Excerpts from a figure dataset
▬▬▬▬▬▬▬▬▬▬

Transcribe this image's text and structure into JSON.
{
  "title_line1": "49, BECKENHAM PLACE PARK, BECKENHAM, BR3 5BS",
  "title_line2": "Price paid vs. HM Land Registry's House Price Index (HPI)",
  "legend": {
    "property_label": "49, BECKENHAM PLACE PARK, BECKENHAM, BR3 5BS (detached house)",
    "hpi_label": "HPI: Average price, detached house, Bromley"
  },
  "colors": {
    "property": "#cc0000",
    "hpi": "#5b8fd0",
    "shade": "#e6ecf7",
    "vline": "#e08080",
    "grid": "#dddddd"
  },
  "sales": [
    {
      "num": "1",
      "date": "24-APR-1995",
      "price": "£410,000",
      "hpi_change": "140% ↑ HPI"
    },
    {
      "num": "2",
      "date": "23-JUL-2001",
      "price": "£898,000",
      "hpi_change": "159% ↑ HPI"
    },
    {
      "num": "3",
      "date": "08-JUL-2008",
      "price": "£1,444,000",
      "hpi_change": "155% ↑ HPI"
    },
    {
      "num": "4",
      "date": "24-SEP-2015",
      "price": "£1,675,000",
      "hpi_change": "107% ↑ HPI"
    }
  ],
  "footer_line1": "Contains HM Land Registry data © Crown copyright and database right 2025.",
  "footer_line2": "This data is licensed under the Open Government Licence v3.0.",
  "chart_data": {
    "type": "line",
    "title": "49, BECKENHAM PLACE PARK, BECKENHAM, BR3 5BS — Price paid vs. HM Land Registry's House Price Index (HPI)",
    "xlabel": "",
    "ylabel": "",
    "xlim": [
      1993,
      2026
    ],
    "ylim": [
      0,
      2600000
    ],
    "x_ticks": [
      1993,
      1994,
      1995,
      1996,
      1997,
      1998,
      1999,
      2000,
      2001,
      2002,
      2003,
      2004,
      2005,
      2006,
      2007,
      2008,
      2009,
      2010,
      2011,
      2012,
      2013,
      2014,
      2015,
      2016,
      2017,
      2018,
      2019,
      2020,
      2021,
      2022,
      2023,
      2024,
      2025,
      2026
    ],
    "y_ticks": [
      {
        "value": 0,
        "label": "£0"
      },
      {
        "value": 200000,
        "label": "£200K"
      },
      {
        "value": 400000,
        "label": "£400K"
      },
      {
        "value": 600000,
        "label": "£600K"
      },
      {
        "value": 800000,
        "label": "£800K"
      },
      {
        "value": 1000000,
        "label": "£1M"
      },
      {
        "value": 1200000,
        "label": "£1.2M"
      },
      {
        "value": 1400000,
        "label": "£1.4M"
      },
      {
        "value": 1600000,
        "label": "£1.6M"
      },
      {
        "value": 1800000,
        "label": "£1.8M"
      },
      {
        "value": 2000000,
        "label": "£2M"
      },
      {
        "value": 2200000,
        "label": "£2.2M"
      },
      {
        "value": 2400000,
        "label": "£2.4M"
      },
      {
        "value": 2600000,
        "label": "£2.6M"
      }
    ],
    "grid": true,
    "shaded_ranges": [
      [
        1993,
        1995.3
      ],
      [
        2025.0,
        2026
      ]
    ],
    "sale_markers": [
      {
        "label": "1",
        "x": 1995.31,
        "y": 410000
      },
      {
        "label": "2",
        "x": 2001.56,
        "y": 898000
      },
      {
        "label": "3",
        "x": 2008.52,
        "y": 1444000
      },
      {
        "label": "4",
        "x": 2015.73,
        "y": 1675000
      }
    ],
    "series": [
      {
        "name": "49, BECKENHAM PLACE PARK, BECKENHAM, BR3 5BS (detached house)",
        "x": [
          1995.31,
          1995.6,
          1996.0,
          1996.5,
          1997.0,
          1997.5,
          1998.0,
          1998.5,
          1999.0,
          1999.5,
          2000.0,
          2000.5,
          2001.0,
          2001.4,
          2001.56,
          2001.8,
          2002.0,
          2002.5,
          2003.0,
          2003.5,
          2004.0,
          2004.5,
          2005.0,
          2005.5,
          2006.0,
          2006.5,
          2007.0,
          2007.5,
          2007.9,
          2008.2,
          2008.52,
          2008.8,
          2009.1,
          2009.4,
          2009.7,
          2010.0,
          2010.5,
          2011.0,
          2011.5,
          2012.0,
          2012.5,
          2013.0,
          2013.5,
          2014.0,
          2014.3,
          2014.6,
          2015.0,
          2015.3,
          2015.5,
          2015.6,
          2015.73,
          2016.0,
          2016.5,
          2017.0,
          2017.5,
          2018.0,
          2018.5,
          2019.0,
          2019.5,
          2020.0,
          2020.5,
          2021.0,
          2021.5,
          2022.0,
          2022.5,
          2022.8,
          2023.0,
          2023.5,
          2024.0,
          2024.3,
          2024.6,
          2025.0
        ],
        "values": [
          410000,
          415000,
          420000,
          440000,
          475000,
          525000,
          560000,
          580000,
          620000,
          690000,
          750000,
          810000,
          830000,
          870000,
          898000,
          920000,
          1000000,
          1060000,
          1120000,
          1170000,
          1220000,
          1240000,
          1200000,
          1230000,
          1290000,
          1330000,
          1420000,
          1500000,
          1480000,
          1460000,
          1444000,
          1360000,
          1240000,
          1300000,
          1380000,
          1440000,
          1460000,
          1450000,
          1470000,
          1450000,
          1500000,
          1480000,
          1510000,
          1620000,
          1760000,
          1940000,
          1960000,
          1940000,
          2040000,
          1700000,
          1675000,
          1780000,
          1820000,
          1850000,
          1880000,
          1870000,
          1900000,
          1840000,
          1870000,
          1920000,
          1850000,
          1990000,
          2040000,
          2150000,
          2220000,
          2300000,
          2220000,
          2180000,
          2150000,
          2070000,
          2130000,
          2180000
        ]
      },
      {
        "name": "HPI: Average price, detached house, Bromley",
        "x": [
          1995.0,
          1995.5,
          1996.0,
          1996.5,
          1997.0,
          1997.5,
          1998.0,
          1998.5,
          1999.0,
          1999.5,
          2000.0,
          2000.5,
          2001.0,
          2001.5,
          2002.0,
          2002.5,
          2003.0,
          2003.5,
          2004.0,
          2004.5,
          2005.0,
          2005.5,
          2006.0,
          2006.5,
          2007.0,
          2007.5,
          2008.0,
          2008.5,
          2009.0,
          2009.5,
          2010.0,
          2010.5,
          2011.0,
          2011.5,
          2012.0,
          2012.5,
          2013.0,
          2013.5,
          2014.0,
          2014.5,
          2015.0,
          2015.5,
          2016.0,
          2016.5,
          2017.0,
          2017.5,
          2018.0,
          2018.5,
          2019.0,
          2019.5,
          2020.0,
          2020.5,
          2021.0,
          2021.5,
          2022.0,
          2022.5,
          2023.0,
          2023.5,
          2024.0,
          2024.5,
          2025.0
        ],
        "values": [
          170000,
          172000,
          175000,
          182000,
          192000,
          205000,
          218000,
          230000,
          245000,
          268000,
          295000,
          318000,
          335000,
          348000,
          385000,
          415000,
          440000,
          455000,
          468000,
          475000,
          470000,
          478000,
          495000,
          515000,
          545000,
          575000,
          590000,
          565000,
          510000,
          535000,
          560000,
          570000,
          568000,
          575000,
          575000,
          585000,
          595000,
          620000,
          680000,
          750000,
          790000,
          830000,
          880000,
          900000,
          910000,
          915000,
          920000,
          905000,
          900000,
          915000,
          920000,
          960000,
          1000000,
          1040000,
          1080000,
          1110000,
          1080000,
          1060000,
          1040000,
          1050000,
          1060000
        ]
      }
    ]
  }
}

▬▬▬▬▬▬▬▬▬▬

*GIVEN EXERCISE*.
Quote each line of the data above exactly as written.

*TASK ANSWER*.
Transcribe this image's text and structure into JSON.
{
  "title_line1": "49, BECKENHAM PLACE PARK, BECKENHAM, BR3 5BS",
  "title_line2": "Price paid vs. HM Land Registry's House Price Index (HPI)",
  "legend": {
    "property_label": "49, BECKENHAM PLACE PARK, BECKENHAM, BR3 5BS (detached house)",
    "hpi_label": "HPI: Average price, detached house, Bromley"
  },
  "colors": {
    "property": "#cc0000",
    "hpi": "#5b8fd0",
    "shade": "#e6ecf7",
    "vline": "#e08080",
    "grid": "#dddddd"
  },
  "sales": [
    {
      "num": "1",
      "date": "24-APR-1995",
      "price": "£410,000",
      "hpi_change": "140% ↑ HPI"
    },
    {
      "num": "2",
      "date": "23-JUL-2001",
      "price": "£898,000",
      "hpi_change": "159% ↑ HPI"
    },
    {
      "num": "3",
      "date": "08-JUL-2008",
      "price": "£1,444,000",
      "hpi_change": "155% ↑ HPI"
    },
    {
      "num": "4",
      "date": "24-SEP-2015",
      "price": "£1,675,000",
      "hpi_change": "107% ↑ HPI"
    }
  ],
  "footer_line1": "Contains HM Land Registry data © Crown copyright and database right 2025.",
  "footer_line2": "This data is licensed under the Open Government Licence v3.0.",
  "chart_data": {
    "type": "line",
    "title": "49, BECKENHAM PLACE PARK, BECKENHAM, BR3 5BS — Price paid vs. HM Land Registry's House Price Index (HPI)",
    "xlabel": "",
    "ylabel": "",
    "xlim": [
      1993,
      2026
    ],
    "ylim": [
      0,
      2600000
    ],
    "x_ticks": [
      1993,
      1994,
      1995,
      1996,
      1997,
      1998,
      1999,
      2000,
      2001,
      2002,
      2003,
      2004,
      2005,
      2006,
      2007,
      2008,
      2009,
      2010,
      2011,
      2012,
      2013,
      2014,
      2015,
      2016,
      2017,
      2018,
      2019,
      2020,
      2021,
      2022,
      2023,
      2024,
      2025,
      2026
    ],
    "y_ticks": [
      {
        "value": 0,
        "label": "£0"
      },
      {
        "value": 200000,
        "label": "£200K"
      },
      {
        "value": 400000,
        "label": "£400K"
      },
      {
        "value": 600000,
        "label": "£600K"
      },
      {
        "value": 800000,
        "label": "£800K"
      },
      {
        "value": 1000000,
        "label": "£1M"
      },
      {
        "value": 1200000,
        "label": "£1.2M"
      },
      {
        "value": 1400000,
        "label": "£1.4M"
      },
      {
        "value": 1600000,
        "label": "£1.6M"
      },
      {
        "value": 1800000,
        "label": "£1.8M"
      },
      {
        "value": 2000000,
        "label": "£2M"
      },
      {
        "value": 2200000,
        "label": "£2.2M"
      },
      {
        "value": 2400000,
        "label": "£2.4M"
      },
      {
        "value": 2600000,
        "label": "£2.6M"
      }
    ],
    "grid": true,
    "shaded_ranges": [
      [
        1993,
        1995.3
      ],
      [
        2025.0,
        2026
      ]
    ],
    "sale_markers": [
      {
        "label": "1",
        "x": 1995.31,
        "y": 410000
      },
      {
        "label": "2",
        "x": 2001.56,
        "y": 898000
      },
      {
        "label": "3",
        "x": 2008.52,
        "y": 1444000
      },
      {
        "label": "4",
        "x": 2015.73,
        "y": 1675000
      }
    ],
    "series": [
      {
        "name": "49, BECKENHAM PLACE PARK, BECKENHAM, BR3 5BS (detached house)",
        "x": [
          1995.31,
          1995.6,
          1996.0,
          1996.5,
          1997.0,
          1997.5,
          1998.0,
          1998.5,
          1999.0,
          1999.5,
          2000.0,
          2000.5,
          2001.0,
          2001.4,
          2001.56,
          2001.8,
          2002.0,
          2002.5,
          2003.0,
          2003.5,
          2004.0,
          2004.5,
          2005.0,
          2005.5,
          2006.0,
          2006.5,
          2007.0,
          2007.5,
          2007.9,
          2008.2,
          2008.52,
          2008.8,
          2009.1,
          2009.4,
          2009.7,
          2010.0,
          2010.5,
          2011.0,
          2011.5,
          2012.0,
          2012.5,
          2013.0,
          2013.5,
          2014.0,
          2014.3,
          2014.6,
          2015.0,
          2015.3,
          2015.5,
          2015.6,
          2015.73,
          2016.0,
          2016.5,
          2017.0,
          2017.5,
          2018.0,
          2018.5,
          2019.0,
          2019.5,
          2020.0,
          2020.5,
          2021.0,
          2021.5,
          2022.0,
          2022.5,
          2022.8,
          2023.0,
          2023.5,
          2024.0,
          2024.3,
          2024.6,
          2025.0
        ],
        "values": [
          410000,
          415000,
          420000,
          440000,
          475000,
          525000,
          560000,
          580000,
          620000,
          690000,
          750000,
          810000,
          830000,
          870000,
          898000,
          920000,
          1000000,
          1060000,
          1120000,
          1170000,
          1220000,
          1240000,
          1200000,
          1230000,
          1290000,
          1330000,
          1420000,
          1500000,
          1480000,
          1460000,
          1444000,
          1360000,
          1240000,
          1300000,
          1380000,
          1440000,
          1460000,
          1450000,
          1470000,
          1450000,
          1500000,
          1480000,
          1510000,
          1620000,
          1760000,
          1940000,
          1960000,
          1940000,
          2040000,
          1700000,
          1675000,
          1780000,
          1820000,
          1850000,
          1880000,
          1870000,
          1900000,
          1840000,
          1870000,
          1920000,
          1850000,
          1990000,
          2040000,
          2150000,
          2220000,
          2300000,
          2220000,
          2180000,
          2150000,
          2070000,
          2130000,
          2180000
        ]
      },
      {
        "name": "HPI: Average price, detached house, Bromley",
        "x": [
          1995.0,
          1995.5,
          1996.0,
          1996.5,
          1997.0,
          1997.5,
          1998.0,
          1998.5,
          1999.0,
          1999.5,
          2000.0,
          2000.5,
          2001.0,
          2001.5,
          2002.0,
          2002.5,
          2003.0,
          2003.5,
          2004.0,
          2004.5,
          2005.0,
          2005.5,
          2006.0,
          2006.5,
          2007.0,
          2007.5,
          2008.0,
          2008.5,
          2009.0,
          2009.5,
          2010.0,
          2010.5,
          2011.0,
          2011.5,
          2012.0,
          2012.5,
          2013.0,
          2013.5,
          2014.0,
          2014.5,
          2015.0,
          2015.5,
          2016.0,
          2016.5,
          2017.0,
          2017.5,
          2018.0,
          2018.5,
          2019.0,
          2019.5,
          2020.0,
          2020.5,
          2021.0,
          2021.5,
          2022.0,
          2022.5,
          2023.0,
          2023.5,
          2024.0,
          2024.5,
          2025.0
        ],
        "values": [
          170000,
          172000,
          175000,
          182000,
          192000,
          205000,
          218000,
          230000,
          245000,
          268000,
          295000,
          318000,
          335000,
          348000,
          385000,
          415000,
          440000,
          455000,
          468000,
          475000,
          470000,
          478000,
          495000,
          515000,
          545000,
          575000,
          590000,
          565000,
          510000,
          535000,
          560000,
          570000,
          568000,
          575000,
          575000,
          585000,
          595000,
          620000,
          680000,
          750000,
          790000,
          830000,
          880000,
          900000,
          910000,
          915000,
          920000,
          905000,
          900000,
          915000,
          920000,
          960000,
          1000000,
          1040000,
          1080000,
          1110000,
          1080000,
          1060000,
          1040000,
          1050000,
          1060000
        ]
      }
    ]
  }
}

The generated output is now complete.